TASK DETAILS — Your task is to copy each line that has the word "ПИТАНИЕ".

STORED RECORDS —
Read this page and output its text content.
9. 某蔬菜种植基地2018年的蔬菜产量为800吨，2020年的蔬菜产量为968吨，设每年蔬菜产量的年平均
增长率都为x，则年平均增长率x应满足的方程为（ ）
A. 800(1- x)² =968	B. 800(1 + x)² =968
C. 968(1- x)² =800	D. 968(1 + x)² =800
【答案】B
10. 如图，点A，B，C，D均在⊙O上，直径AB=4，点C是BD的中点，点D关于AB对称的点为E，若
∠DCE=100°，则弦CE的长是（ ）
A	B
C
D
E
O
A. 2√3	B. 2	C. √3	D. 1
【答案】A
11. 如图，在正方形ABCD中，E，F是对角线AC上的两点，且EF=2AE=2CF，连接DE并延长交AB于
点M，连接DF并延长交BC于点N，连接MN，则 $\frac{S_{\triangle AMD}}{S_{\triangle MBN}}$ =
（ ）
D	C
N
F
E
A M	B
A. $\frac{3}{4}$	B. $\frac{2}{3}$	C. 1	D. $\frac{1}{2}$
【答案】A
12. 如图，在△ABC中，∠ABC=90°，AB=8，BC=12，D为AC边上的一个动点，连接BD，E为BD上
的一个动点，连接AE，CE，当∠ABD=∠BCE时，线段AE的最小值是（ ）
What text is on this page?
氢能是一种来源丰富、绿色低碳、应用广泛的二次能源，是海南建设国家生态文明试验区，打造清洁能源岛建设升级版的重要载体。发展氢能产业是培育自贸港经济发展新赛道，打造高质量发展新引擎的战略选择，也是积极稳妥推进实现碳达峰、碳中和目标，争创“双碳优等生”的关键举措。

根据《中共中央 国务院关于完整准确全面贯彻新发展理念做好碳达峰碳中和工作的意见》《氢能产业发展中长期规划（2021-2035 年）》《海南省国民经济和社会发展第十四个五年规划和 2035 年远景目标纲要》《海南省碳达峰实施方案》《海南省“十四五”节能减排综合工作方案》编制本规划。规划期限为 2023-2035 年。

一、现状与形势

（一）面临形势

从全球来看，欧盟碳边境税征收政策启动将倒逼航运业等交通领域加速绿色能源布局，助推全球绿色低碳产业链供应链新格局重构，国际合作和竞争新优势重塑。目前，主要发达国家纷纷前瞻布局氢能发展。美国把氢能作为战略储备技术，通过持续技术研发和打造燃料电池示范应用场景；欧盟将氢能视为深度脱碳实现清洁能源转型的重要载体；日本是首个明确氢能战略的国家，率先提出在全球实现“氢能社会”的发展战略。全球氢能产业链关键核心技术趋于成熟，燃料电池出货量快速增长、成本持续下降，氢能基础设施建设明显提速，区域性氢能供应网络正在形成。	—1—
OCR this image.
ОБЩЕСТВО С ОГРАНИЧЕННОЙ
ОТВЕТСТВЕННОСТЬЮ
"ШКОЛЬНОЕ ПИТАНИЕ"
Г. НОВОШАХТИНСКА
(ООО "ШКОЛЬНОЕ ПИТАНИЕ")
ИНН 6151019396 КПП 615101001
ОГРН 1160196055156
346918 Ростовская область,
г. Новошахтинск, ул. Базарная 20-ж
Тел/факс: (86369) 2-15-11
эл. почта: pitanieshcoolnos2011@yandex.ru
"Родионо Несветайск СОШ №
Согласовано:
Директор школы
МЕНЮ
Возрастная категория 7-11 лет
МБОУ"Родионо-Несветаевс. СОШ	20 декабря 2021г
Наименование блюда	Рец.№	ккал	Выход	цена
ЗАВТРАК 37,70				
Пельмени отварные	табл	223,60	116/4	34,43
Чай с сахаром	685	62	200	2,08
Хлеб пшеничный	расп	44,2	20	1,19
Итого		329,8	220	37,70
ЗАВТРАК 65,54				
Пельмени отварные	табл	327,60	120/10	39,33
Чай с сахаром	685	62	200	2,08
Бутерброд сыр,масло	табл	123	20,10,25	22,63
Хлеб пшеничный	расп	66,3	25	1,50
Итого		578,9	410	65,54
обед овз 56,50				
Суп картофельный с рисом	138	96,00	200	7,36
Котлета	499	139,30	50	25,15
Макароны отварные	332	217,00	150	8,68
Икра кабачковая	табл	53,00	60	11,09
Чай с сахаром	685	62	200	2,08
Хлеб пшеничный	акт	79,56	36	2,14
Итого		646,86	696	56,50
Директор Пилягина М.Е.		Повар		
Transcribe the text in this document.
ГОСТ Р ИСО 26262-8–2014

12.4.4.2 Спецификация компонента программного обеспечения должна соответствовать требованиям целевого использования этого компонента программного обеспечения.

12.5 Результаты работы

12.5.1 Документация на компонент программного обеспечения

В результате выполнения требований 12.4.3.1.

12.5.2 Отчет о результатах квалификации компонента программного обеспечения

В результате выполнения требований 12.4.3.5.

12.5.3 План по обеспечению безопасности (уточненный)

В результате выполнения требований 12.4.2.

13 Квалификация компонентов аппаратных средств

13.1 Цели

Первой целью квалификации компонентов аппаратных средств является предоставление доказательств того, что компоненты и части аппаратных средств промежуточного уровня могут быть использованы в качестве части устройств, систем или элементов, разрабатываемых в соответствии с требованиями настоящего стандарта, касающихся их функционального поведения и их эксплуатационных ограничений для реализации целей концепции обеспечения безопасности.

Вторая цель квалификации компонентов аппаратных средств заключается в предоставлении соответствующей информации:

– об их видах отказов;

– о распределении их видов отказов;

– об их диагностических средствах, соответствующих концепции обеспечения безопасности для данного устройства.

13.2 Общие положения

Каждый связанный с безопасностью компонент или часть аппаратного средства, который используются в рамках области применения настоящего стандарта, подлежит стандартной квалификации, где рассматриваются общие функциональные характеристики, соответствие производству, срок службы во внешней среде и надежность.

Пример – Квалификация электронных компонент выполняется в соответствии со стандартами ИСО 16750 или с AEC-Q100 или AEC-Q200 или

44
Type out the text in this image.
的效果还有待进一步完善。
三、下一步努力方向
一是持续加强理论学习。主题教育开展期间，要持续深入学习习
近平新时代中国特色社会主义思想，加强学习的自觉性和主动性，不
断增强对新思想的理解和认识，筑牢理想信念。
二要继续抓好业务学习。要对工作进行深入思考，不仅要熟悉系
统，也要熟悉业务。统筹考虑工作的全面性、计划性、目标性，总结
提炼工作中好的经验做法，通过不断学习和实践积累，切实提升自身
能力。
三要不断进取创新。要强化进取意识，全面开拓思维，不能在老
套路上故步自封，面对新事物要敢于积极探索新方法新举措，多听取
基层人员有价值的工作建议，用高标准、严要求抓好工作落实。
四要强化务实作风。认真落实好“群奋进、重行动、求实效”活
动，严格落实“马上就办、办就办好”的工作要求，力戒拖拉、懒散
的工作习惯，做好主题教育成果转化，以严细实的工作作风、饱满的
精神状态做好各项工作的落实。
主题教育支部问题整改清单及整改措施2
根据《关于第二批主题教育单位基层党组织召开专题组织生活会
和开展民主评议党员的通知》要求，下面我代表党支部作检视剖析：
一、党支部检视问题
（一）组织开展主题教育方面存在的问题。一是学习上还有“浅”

ANSWER BELOW —
"ШКОЛЬНОЕ ПИТАНИЕ"
(ООО "ШКОЛЬНОЕ ПИТАНИЕ")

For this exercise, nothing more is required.